*What you have to do*:
Begin at the line that contains "info-icon[interactable]: i: [228, 140, 249, 161]" and stop after the line that contains "accessibility-note: i For". Reproduce only those lines from the items, replacing "156 KB" with "212 KB" and leaving everything else unchanged.

*Data in this exercise*:
***
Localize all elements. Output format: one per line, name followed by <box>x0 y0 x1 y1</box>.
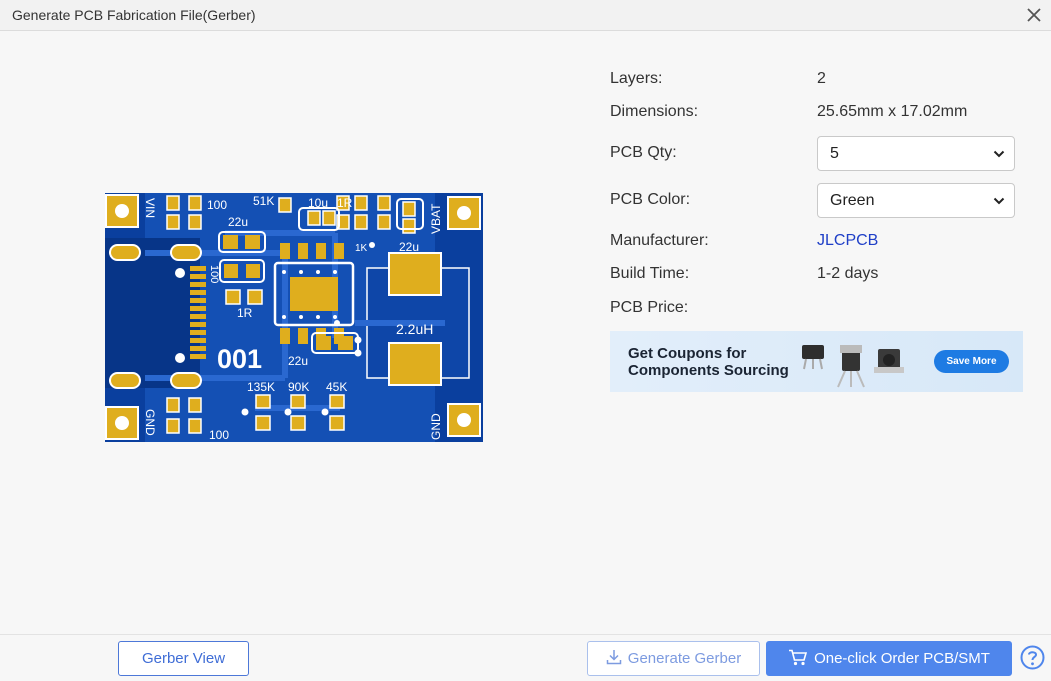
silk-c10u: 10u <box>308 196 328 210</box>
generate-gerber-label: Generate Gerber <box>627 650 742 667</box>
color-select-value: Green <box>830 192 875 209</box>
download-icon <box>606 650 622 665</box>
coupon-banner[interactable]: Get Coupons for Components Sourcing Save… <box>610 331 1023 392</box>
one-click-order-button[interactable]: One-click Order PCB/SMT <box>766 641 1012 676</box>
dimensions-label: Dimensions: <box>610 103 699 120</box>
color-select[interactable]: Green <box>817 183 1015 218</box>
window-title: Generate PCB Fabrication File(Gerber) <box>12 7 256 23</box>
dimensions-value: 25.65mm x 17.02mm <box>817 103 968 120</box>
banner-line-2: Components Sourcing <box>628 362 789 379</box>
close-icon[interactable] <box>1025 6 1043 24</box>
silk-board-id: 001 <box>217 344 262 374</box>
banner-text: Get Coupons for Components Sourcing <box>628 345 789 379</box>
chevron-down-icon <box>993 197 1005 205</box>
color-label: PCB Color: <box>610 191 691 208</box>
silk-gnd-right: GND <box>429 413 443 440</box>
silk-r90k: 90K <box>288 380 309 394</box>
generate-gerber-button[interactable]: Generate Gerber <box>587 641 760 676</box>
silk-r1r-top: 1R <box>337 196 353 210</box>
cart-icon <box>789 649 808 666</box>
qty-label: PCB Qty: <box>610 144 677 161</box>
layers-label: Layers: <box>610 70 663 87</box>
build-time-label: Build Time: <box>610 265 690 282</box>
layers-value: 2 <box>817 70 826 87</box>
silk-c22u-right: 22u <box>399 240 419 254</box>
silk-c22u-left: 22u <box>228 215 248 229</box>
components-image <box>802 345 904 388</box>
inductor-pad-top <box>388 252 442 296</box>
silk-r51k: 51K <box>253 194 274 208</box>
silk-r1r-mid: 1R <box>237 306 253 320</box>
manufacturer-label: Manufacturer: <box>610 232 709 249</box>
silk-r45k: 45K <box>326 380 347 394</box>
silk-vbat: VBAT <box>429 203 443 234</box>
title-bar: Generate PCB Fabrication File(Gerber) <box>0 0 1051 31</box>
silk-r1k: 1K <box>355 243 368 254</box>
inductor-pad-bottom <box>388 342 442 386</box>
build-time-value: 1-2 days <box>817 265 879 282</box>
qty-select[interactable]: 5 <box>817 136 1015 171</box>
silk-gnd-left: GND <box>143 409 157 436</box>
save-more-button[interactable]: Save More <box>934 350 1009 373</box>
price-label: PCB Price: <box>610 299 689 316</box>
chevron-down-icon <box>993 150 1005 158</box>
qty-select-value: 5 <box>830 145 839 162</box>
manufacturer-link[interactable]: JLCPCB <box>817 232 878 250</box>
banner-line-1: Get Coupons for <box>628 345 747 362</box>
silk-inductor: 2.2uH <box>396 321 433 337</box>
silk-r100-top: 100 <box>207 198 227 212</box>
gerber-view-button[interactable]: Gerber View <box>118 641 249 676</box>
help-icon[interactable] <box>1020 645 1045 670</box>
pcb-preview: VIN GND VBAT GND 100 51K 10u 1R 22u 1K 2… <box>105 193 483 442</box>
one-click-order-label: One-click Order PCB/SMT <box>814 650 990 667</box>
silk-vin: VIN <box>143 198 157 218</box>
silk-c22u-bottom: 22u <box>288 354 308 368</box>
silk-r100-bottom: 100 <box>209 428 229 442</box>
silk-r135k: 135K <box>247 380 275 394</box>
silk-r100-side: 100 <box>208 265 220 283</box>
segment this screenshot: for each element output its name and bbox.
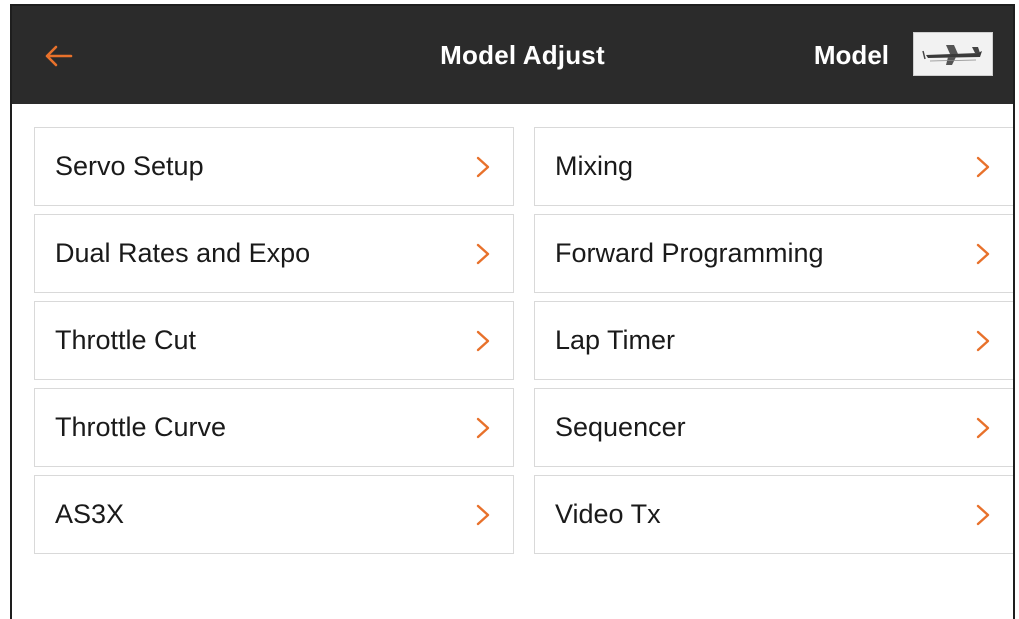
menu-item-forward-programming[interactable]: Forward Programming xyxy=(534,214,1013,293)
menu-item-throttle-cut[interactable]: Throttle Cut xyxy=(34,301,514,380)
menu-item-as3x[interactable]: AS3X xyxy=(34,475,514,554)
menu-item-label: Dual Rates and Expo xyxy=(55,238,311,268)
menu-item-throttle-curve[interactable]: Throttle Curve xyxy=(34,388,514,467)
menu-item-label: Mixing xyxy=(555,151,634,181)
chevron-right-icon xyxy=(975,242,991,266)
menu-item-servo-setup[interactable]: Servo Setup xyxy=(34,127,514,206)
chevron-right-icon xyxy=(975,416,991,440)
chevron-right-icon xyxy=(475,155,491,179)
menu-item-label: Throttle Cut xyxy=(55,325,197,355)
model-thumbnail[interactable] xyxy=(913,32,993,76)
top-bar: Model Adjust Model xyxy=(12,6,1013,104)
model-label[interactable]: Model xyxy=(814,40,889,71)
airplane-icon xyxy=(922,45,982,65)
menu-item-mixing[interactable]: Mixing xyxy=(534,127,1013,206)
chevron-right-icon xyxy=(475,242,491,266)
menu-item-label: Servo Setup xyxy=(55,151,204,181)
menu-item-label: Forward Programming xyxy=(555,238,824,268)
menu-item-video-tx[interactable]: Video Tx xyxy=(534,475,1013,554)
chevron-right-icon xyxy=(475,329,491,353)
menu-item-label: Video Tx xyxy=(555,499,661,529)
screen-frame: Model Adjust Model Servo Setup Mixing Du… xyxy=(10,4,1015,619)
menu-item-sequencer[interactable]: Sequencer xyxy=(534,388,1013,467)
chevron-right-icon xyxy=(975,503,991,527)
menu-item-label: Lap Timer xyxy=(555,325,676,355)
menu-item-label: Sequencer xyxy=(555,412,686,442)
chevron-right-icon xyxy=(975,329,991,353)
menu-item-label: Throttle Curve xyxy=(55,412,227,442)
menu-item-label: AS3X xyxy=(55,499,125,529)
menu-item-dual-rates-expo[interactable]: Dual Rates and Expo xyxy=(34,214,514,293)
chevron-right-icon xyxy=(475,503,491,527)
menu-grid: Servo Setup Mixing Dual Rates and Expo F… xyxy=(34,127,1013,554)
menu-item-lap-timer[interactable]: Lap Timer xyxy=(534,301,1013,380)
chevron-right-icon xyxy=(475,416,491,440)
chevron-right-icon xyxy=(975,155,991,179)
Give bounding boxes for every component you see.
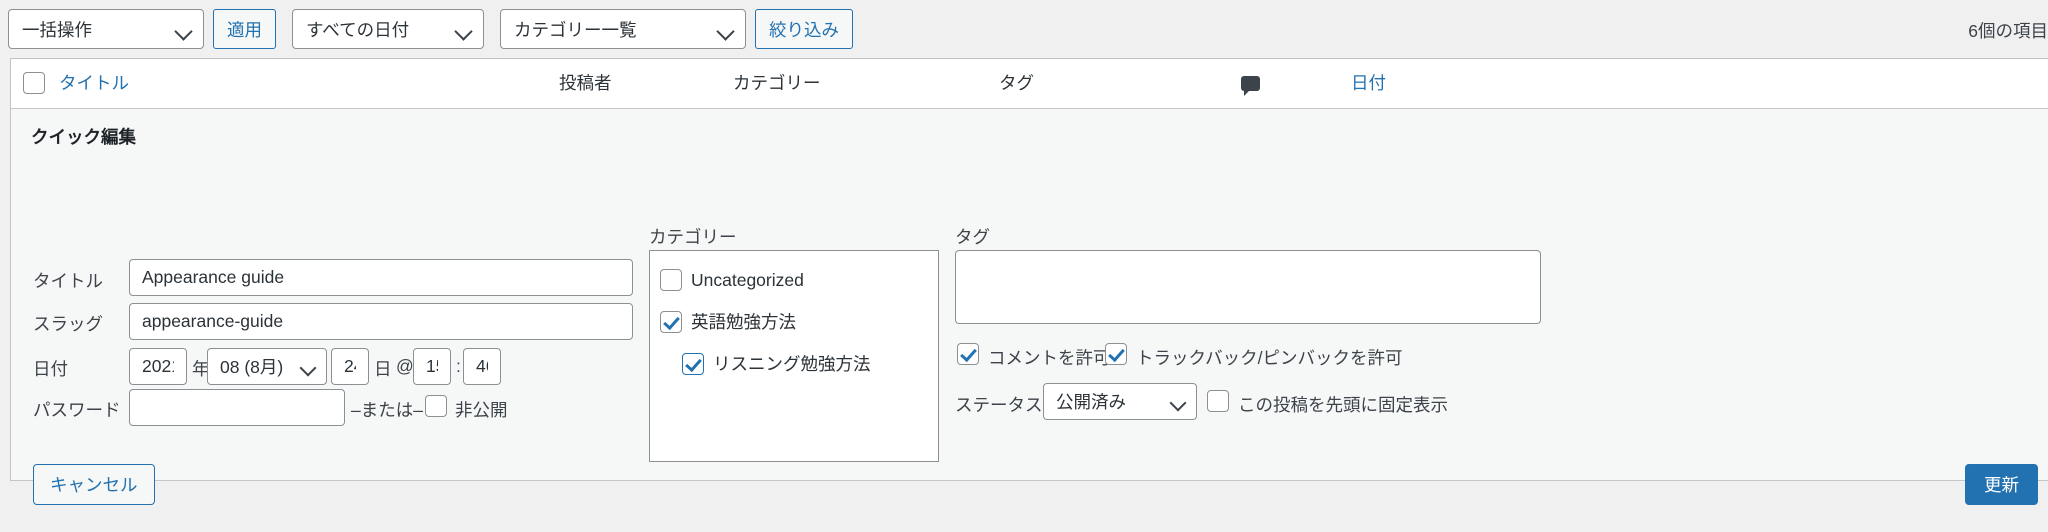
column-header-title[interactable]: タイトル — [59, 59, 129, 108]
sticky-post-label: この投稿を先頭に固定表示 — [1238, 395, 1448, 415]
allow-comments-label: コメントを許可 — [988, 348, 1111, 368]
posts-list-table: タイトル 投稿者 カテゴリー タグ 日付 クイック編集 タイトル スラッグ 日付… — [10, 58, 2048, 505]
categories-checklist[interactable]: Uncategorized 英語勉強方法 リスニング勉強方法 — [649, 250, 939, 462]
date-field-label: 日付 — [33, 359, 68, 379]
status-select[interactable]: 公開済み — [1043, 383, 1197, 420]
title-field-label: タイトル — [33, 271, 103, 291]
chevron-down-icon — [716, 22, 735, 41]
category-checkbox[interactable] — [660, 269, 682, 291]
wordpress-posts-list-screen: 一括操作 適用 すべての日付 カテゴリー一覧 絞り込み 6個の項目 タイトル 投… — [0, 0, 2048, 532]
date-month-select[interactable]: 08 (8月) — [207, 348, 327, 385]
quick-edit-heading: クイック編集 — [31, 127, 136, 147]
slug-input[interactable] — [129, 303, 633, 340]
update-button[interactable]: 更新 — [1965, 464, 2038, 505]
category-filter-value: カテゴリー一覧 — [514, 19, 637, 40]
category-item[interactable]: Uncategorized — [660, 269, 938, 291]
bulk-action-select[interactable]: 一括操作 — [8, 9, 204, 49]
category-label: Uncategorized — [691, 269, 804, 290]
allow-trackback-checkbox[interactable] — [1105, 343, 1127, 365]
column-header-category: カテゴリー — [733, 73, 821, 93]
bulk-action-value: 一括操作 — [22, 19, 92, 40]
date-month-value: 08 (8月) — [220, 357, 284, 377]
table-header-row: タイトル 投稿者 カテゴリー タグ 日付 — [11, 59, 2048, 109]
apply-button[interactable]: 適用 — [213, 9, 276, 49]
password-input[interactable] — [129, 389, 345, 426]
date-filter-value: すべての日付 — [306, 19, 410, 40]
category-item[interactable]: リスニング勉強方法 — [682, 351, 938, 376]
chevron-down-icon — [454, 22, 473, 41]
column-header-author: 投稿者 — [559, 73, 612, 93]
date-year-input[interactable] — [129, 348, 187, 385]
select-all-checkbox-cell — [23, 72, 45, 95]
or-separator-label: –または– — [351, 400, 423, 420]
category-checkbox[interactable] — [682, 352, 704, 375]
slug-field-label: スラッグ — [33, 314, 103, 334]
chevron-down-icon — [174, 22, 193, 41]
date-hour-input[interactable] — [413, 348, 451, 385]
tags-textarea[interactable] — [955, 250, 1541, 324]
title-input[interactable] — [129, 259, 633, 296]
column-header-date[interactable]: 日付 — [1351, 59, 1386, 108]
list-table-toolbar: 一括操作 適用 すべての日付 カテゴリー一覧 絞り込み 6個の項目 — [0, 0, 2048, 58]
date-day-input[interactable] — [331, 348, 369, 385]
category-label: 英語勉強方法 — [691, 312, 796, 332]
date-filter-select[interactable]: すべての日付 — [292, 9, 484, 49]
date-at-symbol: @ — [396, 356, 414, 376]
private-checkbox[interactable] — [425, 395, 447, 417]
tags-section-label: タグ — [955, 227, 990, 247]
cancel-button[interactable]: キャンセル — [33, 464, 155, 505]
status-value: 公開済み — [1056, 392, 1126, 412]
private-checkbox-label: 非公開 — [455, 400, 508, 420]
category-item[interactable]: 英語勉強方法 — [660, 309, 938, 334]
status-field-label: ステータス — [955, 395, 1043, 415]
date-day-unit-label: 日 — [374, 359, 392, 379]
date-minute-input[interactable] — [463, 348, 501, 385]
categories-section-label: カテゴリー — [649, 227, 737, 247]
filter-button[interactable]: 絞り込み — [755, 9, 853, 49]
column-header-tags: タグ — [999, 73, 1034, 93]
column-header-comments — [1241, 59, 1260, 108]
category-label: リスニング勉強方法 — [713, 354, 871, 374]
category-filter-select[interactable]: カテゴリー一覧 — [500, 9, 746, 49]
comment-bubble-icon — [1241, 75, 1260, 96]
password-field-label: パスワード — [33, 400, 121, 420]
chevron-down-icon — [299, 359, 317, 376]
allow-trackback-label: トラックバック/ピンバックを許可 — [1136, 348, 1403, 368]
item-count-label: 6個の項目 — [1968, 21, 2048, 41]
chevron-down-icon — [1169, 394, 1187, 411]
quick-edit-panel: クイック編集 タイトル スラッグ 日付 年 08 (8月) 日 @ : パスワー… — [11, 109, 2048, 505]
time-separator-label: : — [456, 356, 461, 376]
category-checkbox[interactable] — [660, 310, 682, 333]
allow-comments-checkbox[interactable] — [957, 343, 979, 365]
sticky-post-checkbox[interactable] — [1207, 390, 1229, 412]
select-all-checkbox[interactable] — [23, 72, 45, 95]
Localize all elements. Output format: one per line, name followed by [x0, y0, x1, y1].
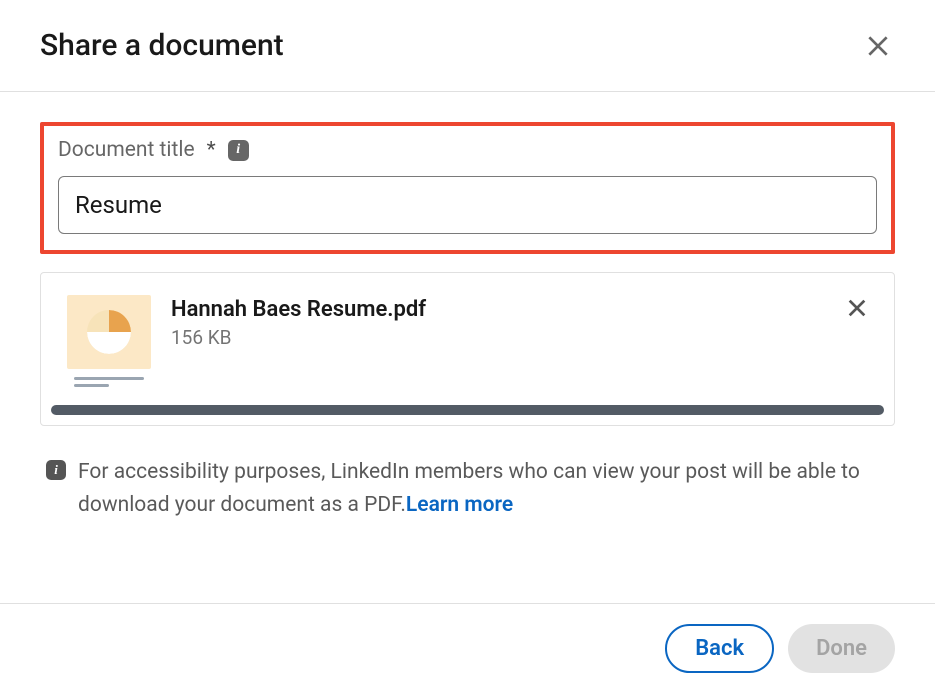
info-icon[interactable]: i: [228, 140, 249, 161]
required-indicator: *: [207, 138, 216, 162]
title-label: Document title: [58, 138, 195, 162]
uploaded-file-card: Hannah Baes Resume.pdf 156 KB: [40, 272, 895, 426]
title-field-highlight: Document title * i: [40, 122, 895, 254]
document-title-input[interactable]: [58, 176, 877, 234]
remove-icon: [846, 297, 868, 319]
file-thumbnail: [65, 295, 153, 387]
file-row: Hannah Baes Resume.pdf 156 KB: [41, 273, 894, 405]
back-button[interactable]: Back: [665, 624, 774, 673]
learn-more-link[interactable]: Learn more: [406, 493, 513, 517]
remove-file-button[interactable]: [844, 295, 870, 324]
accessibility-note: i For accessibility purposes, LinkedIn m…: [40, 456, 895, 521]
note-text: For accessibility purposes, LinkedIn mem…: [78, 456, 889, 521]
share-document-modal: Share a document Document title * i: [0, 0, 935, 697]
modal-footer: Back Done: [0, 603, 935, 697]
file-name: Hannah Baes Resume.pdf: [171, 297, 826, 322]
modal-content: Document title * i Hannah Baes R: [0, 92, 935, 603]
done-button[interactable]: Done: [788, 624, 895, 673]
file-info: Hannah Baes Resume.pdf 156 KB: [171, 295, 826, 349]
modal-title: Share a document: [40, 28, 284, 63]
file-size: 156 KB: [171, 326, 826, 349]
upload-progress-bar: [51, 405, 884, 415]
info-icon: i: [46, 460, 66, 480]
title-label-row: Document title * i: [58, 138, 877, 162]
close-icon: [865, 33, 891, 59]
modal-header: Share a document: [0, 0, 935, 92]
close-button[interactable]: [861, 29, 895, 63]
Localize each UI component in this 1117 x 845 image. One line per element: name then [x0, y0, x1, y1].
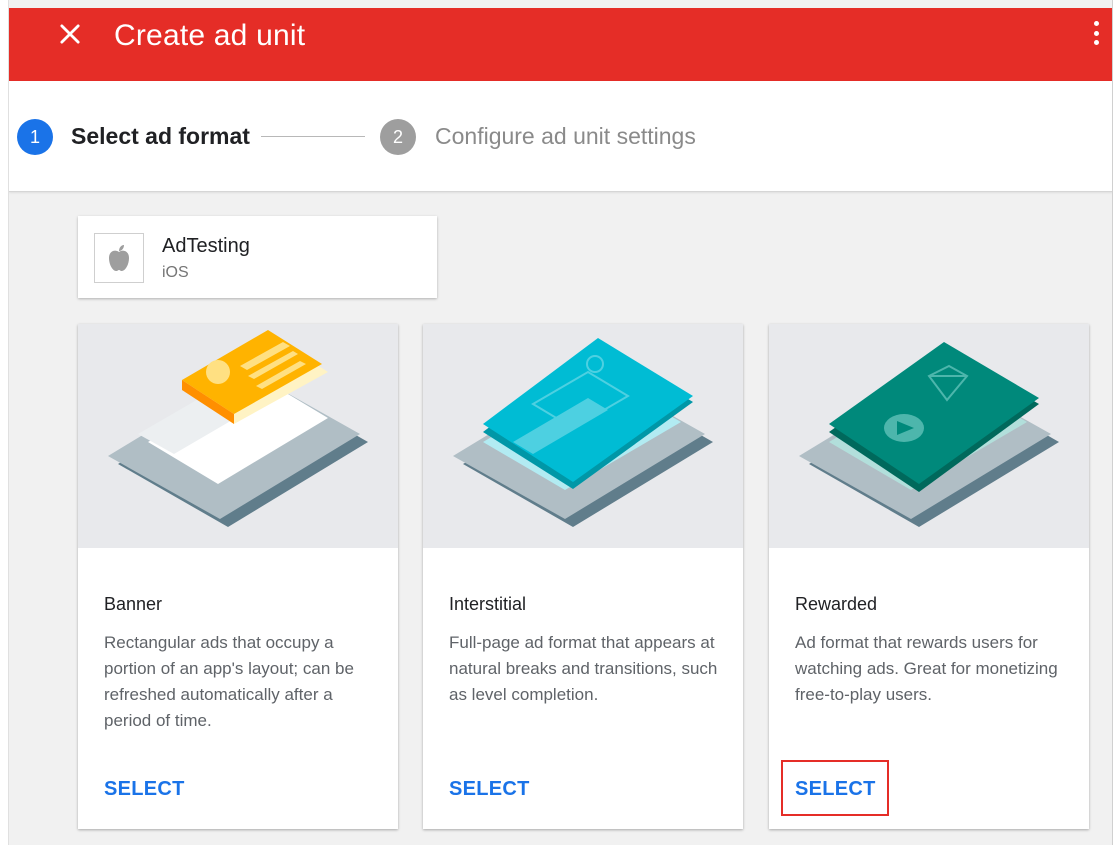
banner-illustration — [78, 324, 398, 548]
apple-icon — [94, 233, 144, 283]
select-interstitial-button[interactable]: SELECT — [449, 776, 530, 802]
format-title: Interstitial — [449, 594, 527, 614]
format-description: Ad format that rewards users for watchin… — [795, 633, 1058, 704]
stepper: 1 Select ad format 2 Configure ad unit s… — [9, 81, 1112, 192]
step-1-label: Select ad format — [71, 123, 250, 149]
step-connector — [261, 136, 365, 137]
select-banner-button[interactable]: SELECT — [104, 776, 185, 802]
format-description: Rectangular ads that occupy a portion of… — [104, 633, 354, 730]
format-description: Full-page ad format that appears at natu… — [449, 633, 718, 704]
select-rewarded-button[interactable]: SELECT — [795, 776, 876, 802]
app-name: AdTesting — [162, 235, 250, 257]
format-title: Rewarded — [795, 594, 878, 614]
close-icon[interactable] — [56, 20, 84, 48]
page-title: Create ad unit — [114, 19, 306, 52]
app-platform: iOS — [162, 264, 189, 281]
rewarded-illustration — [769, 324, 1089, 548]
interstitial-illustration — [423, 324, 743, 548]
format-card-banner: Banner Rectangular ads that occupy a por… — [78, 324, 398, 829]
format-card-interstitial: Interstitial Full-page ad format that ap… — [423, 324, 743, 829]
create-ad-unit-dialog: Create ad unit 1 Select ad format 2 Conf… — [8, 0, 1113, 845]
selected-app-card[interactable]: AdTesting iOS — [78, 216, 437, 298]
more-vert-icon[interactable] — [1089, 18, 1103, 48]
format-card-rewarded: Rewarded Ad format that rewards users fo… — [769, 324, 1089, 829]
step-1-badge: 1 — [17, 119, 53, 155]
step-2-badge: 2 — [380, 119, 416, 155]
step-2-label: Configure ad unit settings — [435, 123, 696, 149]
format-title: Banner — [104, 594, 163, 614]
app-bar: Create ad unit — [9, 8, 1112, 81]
***
*Complete output*:
info-icon[interactable]: i: [228, 140, 249, 161]
required-indicator: *: [207, 138, 216, 162]
title-label: Document title: [58, 138, 195, 162]
uploaded-file-card: Hannah Baes Resume.pdf 212 KB: [40, 272, 895, 426]
title-field-highlight: Document title * i: [40, 122, 895, 254]
document-title-input[interactable]: [58, 176, 877, 234]
remove-icon: [846, 297, 868, 319]
file-thumbnail: [65, 295, 153, 387]
file-row: Hannah Baes Resume.pdf 212 KB: [41, 273, 894, 405]
back-button[interactable]: Back: [665, 624, 774, 673]
learn-more-link[interactable]: Learn more: [406, 493, 513, 517]
remove-file-button[interactable]: [844, 295, 870, 324]
accessibility-note: i For accessibility purposes, LinkedIn m…: [40, 456, 895, 521]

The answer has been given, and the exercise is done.